- **Listings of boxed layout items**
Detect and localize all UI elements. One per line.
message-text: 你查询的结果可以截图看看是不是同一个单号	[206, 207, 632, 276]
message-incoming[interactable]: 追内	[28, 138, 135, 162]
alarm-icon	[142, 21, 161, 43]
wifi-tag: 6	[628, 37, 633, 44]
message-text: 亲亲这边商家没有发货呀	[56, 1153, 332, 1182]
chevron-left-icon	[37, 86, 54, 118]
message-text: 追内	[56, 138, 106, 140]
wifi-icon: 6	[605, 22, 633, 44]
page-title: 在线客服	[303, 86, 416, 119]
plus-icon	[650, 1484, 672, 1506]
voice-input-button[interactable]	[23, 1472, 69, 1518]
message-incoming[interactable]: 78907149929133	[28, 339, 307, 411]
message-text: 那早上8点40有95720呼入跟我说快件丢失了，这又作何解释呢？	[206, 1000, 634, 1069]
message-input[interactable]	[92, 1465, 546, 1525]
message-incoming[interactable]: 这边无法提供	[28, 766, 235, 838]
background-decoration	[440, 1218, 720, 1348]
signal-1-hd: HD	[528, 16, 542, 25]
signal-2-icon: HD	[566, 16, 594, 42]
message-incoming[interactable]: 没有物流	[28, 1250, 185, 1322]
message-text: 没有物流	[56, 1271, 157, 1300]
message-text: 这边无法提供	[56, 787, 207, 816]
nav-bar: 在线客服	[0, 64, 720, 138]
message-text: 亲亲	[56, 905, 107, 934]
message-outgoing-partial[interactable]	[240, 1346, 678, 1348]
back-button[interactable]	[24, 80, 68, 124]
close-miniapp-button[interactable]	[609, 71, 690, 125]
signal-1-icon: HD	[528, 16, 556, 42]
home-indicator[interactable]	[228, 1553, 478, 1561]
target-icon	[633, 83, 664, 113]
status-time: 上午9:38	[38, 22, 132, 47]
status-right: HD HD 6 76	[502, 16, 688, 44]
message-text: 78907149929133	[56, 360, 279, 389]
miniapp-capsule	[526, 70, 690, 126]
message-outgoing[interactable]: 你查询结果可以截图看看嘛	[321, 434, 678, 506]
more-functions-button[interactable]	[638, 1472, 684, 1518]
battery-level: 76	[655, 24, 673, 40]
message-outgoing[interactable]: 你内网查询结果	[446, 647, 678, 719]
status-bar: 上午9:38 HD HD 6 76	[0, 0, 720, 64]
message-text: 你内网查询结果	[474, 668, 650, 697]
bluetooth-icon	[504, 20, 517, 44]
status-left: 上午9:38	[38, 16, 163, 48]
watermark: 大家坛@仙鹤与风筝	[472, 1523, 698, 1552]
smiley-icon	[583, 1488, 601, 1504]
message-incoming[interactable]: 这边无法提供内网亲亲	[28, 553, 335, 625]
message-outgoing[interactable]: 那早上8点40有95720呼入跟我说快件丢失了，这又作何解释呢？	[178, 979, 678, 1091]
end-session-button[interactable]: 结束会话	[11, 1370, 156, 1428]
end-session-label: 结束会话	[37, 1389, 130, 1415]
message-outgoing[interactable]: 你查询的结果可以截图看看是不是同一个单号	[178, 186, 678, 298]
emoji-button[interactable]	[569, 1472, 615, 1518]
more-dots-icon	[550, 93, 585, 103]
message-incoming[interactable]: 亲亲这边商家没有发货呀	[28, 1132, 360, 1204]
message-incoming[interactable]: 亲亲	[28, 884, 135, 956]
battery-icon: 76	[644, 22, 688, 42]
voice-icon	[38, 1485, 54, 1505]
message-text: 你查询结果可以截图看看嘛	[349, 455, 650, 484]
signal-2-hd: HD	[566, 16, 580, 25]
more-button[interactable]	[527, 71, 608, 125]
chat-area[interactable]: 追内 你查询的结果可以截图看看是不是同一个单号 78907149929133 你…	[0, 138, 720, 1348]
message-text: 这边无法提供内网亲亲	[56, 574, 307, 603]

- **Goal**
Copy out the records from their first line through the line that contains "339, 307, 411]", including both of these lines.

- **Result for this task**
Detect and localize all UI elements. One per line.
message-text: 你查询的结果可以截图看看是不是同一个单号	[206, 207, 632, 276]
message-incoming[interactable]: 追内	[28, 138, 135, 162]
alarm-icon	[142, 21, 161, 43]
wifi-tag: 6	[628, 37, 633, 44]
message-text: 亲亲这边商家没有发货呀	[56, 1153, 332, 1182]
chevron-left-icon	[37, 86, 54, 118]
message-text: 追内	[56, 138, 106, 140]
wifi-icon: 6	[605, 22, 633, 44]
page-title: 在线客服	[303, 86, 416, 119]
plus-icon	[650, 1484, 672, 1506]
voice-input-button[interactable]	[23, 1472, 69, 1518]
message-incoming[interactable]: 78907149929133	[28, 339, 307, 411]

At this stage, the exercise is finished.